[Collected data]
○ ○ ○ ○

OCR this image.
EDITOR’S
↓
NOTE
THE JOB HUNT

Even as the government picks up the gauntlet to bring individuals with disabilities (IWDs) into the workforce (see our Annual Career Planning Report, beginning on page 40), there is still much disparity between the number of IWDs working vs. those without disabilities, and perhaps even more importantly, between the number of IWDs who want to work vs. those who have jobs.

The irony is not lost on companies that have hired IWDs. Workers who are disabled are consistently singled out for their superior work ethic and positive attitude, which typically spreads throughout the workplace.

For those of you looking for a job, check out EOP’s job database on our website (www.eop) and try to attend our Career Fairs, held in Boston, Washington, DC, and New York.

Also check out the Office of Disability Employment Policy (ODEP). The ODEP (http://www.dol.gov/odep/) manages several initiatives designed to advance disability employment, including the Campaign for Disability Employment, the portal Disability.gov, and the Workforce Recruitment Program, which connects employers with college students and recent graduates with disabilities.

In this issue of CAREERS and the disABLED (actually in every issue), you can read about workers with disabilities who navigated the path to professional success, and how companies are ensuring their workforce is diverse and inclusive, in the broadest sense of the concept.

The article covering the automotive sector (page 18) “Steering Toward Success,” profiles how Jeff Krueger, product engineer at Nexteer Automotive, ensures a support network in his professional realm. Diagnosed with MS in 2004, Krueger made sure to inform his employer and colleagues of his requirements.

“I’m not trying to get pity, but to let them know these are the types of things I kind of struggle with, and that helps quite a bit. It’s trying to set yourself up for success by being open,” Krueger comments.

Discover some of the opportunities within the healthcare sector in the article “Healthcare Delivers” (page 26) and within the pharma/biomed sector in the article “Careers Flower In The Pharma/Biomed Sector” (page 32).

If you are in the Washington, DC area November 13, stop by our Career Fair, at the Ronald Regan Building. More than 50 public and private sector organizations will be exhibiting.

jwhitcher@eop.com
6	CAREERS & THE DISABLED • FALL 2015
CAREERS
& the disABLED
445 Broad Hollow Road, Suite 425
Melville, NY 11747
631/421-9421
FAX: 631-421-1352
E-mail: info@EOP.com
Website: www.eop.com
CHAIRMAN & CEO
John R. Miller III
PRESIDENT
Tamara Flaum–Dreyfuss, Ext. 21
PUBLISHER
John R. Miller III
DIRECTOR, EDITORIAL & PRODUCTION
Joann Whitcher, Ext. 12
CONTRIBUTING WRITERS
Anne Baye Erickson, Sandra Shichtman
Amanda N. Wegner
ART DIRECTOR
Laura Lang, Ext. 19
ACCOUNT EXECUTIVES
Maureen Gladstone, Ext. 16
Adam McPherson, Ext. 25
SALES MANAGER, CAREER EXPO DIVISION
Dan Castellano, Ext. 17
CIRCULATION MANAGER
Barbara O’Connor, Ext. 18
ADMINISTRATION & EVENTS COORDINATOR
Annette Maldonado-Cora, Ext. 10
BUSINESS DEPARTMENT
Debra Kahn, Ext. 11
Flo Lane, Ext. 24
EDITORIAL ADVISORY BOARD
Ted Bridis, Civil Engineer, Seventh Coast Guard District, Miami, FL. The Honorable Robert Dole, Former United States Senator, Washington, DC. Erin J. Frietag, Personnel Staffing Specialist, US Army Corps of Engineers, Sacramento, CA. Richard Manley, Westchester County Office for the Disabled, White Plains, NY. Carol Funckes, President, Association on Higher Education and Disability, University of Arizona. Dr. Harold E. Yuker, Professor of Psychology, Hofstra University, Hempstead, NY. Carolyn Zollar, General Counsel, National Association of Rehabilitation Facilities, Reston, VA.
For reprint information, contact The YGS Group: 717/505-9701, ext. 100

○ ○ ○ ○

◆ What you will do: Write out the complete set of records exactly as given.

◆ Completed task:
OCR this image.
EDITOR’S
↓
NOTE
THE JOB HUNT

Even as the government picks up the gauntlet to bring individuals with disabilities (IWDs) into the workforce (see our Annual Career Planning Report, beginning on page 40), there is still much disparity between the number of IWDs working vs. those without disabilities, and perhaps even more importantly, between the number of IWDs who want to work vs. those who have jobs.

The irony is not lost on companies that have hired IWDs. Workers who are disabled are consistently singled out for their superior work ethic and positive attitude, which typically spreads throughout the workplace.

For those of you looking for a job, check out EOP’s job database on our website (www.eop) and try to attend our Career Fairs, held in Boston, Washington, DC, and New York.

Also check out the Office of Disability Employment Policy (ODEP). The ODEP (http://www.dol.gov/odep/) manages several initiatives designed to advance disability employment, including the Campaign for Disability Employment, the portal Disability.gov, and the Workforce Recruitment Program, which connects employers with college students and recent graduates with disabilities.

In this issue of CAREERS and the disABLED (actually in every issue), you can read about workers with disabilities who navigated the path to professional success, and how companies are ensuring their workforce is diverse and inclusive, in the broadest sense of the concept.

The article covering the automotive sector (page 18) “Steering Toward Success,” profiles how Jeff Krueger, product engineer at Nexteer Automotive, ensures a support network in his professional realm. Diagnosed with MS in 2004, Krueger made sure to inform his employer and colleagues of his requirements.

“I’m not trying to get pity, but to let them know these are the types of things I kind of struggle with, and that helps quite a bit. It’s trying to set yourself up for success by being open,” Krueger comments.

Discover some of the opportunities within the healthcare sector in the article “Healthcare Delivers” (page 26) and within the pharma/biomed sector in the article “Careers Flower In The Pharma/Biomed Sector” (page 32).

If you are in the Washington, DC area November 13, stop by our Career Fair, at the Ronald Regan Building. More than 50 public and private sector organizations will be exhibiting.

jwhitcher@eop.com
6	CAREERS & THE DISABLED • FALL 2015
CAREERS
& the disABLED
445 Broad Hollow Road, Suite 425
Melville, NY 11747
631/421-9421
FAX: 631-421-1352
E-mail: info@EOP.com
Website: www.eop.com
CHAIRMAN & CEO
John R. Miller III
PRESIDENT
Tamara Flaum–Dreyfuss, Ext. 21
PUBLISHER
John R. Miller III
DIRECTOR, EDITORIAL & PRODUCTION
Joann Whitcher, Ext. 12
CONTRIBUTING WRITERS
Anne Baye Erickson, Sandra Shichtman
Amanda N. Wegner
ART DIRECTOR
Laura Lang, Ext. 19
ACCOUNT EXECUTIVES
Maureen Gladstone, Ext. 16
Adam McPherson, Ext. 25
SALES MANAGER, CAREER EXPO DIVISION
Dan Castellano, Ext. 17
CIRCULATION MANAGER
Barbara O’Connor, Ext. 18
ADMINISTRATION & EVENTS COORDINATOR
Annette Maldonado-Cora, Ext. 10
BUSINESS DEPARTMENT
Debra Kahn, Ext. 11
Flo Lane, Ext. 24
EDITORIAL ADVISORY BOARD
Ted Bridis, Civil Engineer, Seventh Coast Guard District, Miami, FL. The Honorable Robert Dole, Former United States Senator, Washington, DC. Erin J. Frietag, Personnel Staffing Specialist, US Army Corps of Engineers, Sacramento, CA. Richard Manley, Westchester County Office for the Disabled, White Plains, NY. Carol Funckes, President, Association on Higher Education and Disability, University of Arizona. Dr. Harold E. Yuker, Professor of Psychology, Hofstra University, Hempstead, NY. Carolyn Zollar, General Counsel, National Association of Rehabilitation Facilities, Reston, VA.
For reprint information, contact The YGS Group: 717/505-9701, ext. 100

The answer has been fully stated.